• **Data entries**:
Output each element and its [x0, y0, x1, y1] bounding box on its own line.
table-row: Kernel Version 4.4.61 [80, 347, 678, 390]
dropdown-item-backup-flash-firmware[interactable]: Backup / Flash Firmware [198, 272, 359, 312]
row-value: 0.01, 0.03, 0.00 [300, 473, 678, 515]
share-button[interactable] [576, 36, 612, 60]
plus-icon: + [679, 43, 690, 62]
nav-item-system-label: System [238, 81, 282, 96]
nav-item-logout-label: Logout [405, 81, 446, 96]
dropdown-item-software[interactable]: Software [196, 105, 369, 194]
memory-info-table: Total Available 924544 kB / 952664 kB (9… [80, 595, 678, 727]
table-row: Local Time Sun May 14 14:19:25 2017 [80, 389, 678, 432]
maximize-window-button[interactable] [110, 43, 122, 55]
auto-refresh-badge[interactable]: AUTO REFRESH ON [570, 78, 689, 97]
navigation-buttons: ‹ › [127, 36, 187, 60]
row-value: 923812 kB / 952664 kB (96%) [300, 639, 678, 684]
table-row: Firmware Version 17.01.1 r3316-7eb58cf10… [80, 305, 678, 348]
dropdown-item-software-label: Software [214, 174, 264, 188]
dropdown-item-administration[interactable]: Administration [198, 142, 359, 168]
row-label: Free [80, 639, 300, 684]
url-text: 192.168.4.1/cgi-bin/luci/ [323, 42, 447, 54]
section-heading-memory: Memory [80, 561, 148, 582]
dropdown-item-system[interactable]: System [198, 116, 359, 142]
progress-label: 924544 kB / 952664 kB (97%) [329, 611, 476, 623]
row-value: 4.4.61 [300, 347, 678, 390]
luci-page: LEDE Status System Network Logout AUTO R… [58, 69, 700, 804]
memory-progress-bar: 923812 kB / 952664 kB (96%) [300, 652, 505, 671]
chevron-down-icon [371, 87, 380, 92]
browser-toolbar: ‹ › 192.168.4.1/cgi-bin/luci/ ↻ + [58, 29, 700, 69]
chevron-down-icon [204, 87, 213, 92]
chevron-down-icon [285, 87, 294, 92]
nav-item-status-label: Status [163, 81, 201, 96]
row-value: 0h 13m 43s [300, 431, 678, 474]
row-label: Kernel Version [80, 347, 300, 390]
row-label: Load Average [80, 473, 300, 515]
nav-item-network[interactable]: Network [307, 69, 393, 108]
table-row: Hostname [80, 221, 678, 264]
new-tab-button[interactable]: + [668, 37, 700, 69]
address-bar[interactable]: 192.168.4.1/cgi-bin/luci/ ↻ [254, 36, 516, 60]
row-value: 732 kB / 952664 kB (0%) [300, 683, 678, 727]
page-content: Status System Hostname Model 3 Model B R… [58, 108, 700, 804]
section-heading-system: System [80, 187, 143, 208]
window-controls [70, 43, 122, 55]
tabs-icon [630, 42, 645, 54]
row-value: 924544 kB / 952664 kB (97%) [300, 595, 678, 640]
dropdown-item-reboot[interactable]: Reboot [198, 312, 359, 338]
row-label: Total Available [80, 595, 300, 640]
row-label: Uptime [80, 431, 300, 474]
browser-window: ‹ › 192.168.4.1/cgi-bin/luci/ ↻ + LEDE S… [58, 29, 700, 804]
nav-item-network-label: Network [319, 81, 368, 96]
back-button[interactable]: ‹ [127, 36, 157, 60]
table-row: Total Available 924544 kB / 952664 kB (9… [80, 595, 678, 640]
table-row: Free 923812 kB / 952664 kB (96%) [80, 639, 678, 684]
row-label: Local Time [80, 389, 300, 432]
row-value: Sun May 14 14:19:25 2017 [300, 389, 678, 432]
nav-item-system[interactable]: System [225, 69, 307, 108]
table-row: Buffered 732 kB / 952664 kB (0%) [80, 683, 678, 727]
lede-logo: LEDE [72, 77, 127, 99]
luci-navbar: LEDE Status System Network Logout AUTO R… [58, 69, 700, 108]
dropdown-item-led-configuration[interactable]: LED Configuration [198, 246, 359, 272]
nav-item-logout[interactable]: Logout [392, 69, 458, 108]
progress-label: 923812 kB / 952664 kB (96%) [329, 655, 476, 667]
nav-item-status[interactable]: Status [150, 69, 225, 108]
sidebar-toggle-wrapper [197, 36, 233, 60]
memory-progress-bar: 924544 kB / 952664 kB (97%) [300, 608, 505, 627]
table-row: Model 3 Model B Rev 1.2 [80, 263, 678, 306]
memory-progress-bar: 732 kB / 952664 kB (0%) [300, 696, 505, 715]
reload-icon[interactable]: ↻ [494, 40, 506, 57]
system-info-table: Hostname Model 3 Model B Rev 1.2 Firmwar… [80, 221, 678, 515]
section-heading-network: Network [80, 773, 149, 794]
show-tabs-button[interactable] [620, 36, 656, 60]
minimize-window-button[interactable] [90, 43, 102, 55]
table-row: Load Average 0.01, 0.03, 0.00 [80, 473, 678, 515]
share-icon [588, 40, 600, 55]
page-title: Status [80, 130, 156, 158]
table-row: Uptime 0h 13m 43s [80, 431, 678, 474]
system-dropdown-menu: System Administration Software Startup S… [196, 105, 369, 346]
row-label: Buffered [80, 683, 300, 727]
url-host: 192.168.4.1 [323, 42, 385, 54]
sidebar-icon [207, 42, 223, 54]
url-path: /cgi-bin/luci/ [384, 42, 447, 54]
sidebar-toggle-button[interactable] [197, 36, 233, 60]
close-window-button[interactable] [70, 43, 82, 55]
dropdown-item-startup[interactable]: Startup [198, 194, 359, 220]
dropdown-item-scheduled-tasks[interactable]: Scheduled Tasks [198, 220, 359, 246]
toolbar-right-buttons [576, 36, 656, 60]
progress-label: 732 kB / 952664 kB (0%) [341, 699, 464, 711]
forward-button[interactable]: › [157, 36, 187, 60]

• **Exercise description**: Can you rewrite all of the records above with "Load Average" changed to "System Load" and everything else left as it is?

• **Exercise response**:
Output each element and its [x0, y0, x1, y1] bounding box on its own line.
table-row: Kernel Version 4.4.61 [80, 347, 678, 390]
dropdown-item-backup-flash-firmware[interactable]: Backup / Flash Firmware [198, 272, 359, 312]
row-value: 0.01, 0.03, 0.00 [300, 473, 678, 515]
share-button[interactable] [576, 36, 612, 60]
plus-icon: + [679, 43, 690, 62]
nav-item-system-label: System [238, 81, 282, 96]
nav-item-logout-label: Logout [405, 81, 446, 96]
dropdown-item-software[interactable]: Software [196, 105, 369, 194]
memory-info-table: Total Available 924544 kB / 952664 kB (9… [80, 595, 678, 727]
table-row: Local Time Sun May 14 14:19:25 2017 [80, 389, 678, 432]
maximize-window-button[interactable] [110, 43, 122, 55]
auto-refresh-badge[interactable]: AUTO REFRESH ON [570, 78, 689, 97]
navigation-buttons: ‹ › [127, 36, 187, 60]
row-value: 923812 kB / 952664 kB (96%) [300, 639, 678, 684]
table-row: Firmware Version 17.01.1 r3316-7eb58cf10… [80, 305, 678, 348]
dropdown-item-software-label: Software [214, 174, 264, 188]
dropdown-item-administration[interactable]: Administration [198, 142, 359, 168]
row-label: Free [80, 639, 300, 684]
url-text: 192.168.4.1/cgi-bin/luci/ [323, 42, 447, 54]
section-heading-memory: Memory [80, 561, 148, 582]
dropdown-item-system[interactable]: System [198, 116, 359, 142]
progress-label: 924544 kB / 952664 kB (97%) [329, 611, 476, 623]
row-value: 4.4.61 [300, 347, 678, 390]
luci-page: LEDE Status System Network Logout AUTO R… [58, 69, 700, 804]
memory-progress-bar: 923812 kB / 952664 kB (96%) [300, 652, 505, 671]
chevron-down-icon [371, 87, 380, 92]
browser-toolbar: ‹ › 192.168.4.1/cgi-bin/luci/ ↻ + [58, 29, 700, 69]
chevron-down-icon [204, 87, 213, 92]
chevron-down-icon [285, 87, 294, 92]
nav-item-status-label: Status [163, 81, 201, 96]
row-value: 0h 13m 43s [300, 431, 678, 474]
row-label: Kernel Version [80, 347, 300, 390]
row-label: System Load [80, 473, 300, 515]
nav-item-network[interactable]: Network [307, 69, 393, 108]
table-row: Hostname [80, 221, 678, 264]
new-tab-button[interactable]: + [668, 37, 700, 69]
address-bar[interactable]: 192.168.4.1/cgi-bin/luci/ ↻ [254, 36, 516, 60]
row-value: 732 kB / 952664 kB (0%) [300, 683, 678, 727]
page-content: Status System Hostname Model 3 Model B R… [58, 108, 700, 804]
section-heading-system: System [80, 187, 143, 208]
window-controls [70, 43, 122, 55]
tabs-icon [630, 42, 645, 54]
row-value: 924544 kB / 952664 kB (97%) [300, 595, 678, 640]
dropdown-item-reboot[interactable]: Reboot [198, 312, 359, 338]
row-label: Total Available [80, 595, 300, 640]
row-label: Uptime [80, 431, 300, 474]
browser-window: ‹ › 192.168.4.1/cgi-bin/luci/ ↻ + LEDE S… [58, 29, 700, 804]
nav-item-network-label: Network [319, 81, 368, 96]
back-button[interactable]: ‹ [127, 36, 157, 60]
table-row: Total Available 924544 kB / 952664 kB (9… [80, 595, 678, 640]
table-row: Free 923812 kB / 952664 kB (96%) [80, 639, 678, 684]
row-label: Local Time [80, 389, 300, 432]
row-value: Sun May 14 14:19:25 2017 [300, 389, 678, 432]
nav-item-system[interactable]: System [225, 69, 307, 108]
table-row: Buffered 732 kB / 952664 kB (0%) [80, 683, 678, 727]
lede-logo: LEDE [72, 77, 127, 99]
luci-navbar: LEDE Status System Network Logout AUTO R… [58, 69, 700, 108]
dropdown-item-led-configuration[interactable]: LED Configuration [198, 246, 359, 272]
nav-item-logout[interactable]: Logout [392, 69, 458, 108]
progress-label: 923812 kB / 952664 kB (96%) [329, 655, 476, 667]
nav-item-status[interactable]: Status [150, 69, 225, 108]
sidebar-toggle-wrapper [197, 36, 233, 60]
memory-progress-bar: 924544 kB / 952664 kB (97%) [300, 608, 505, 627]
table-row: Model 3 Model B Rev 1.2 [80, 263, 678, 306]
memory-progress-bar: 732 kB / 952664 kB (0%) [300, 696, 505, 715]
reload-icon[interactable]: ↻ [494, 40, 506, 57]
system-info-table: Hostname Model 3 Model B Rev 1.2 Firmwar… [80, 221, 678, 515]
section-heading-network: Network [80, 773, 149, 794]
show-tabs-button[interactable] [620, 36, 656, 60]
minimize-window-button[interactable] [90, 43, 102, 55]
table-row: System Load 0.01, 0.03, 0.00 [80, 473, 678, 515]
share-icon [588, 40, 600, 55]
page-title: Status [80, 130, 156, 158]
table-row: Uptime 0h 13m 43s [80, 431, 678, 474]
system-dropdown-menu: System Administration Software Startup S… [196, 105, 369, 346]
row-label: Buffered [80, 683, 300, 727]
url-host: 192.168.4.1 [323, 42, 385, 54]
sidebar-icon [207, 42, 223, 54]
url-path: /cgi-bin/luci/ [384, 42, 447, 54]
sidebar-toggle-button[interactable] [197, 36, 233, 60]
close-window-button[interactable] [70, 43, 82, 55]
dropdown-item-startup[interactable]: Startup [198, 194, 359, 220]
dropdown-item-scheduled-tasks[interactable]: Scheduled Tasks [198, 220, 359, 246]
toolbar-right-buttons [576, 36, 656, 60]
progress-label: 732 kB / 952664 kB (0%) [341, 699, 464, 711]
forward-button[interactable]: › [157, 36, 187, 60]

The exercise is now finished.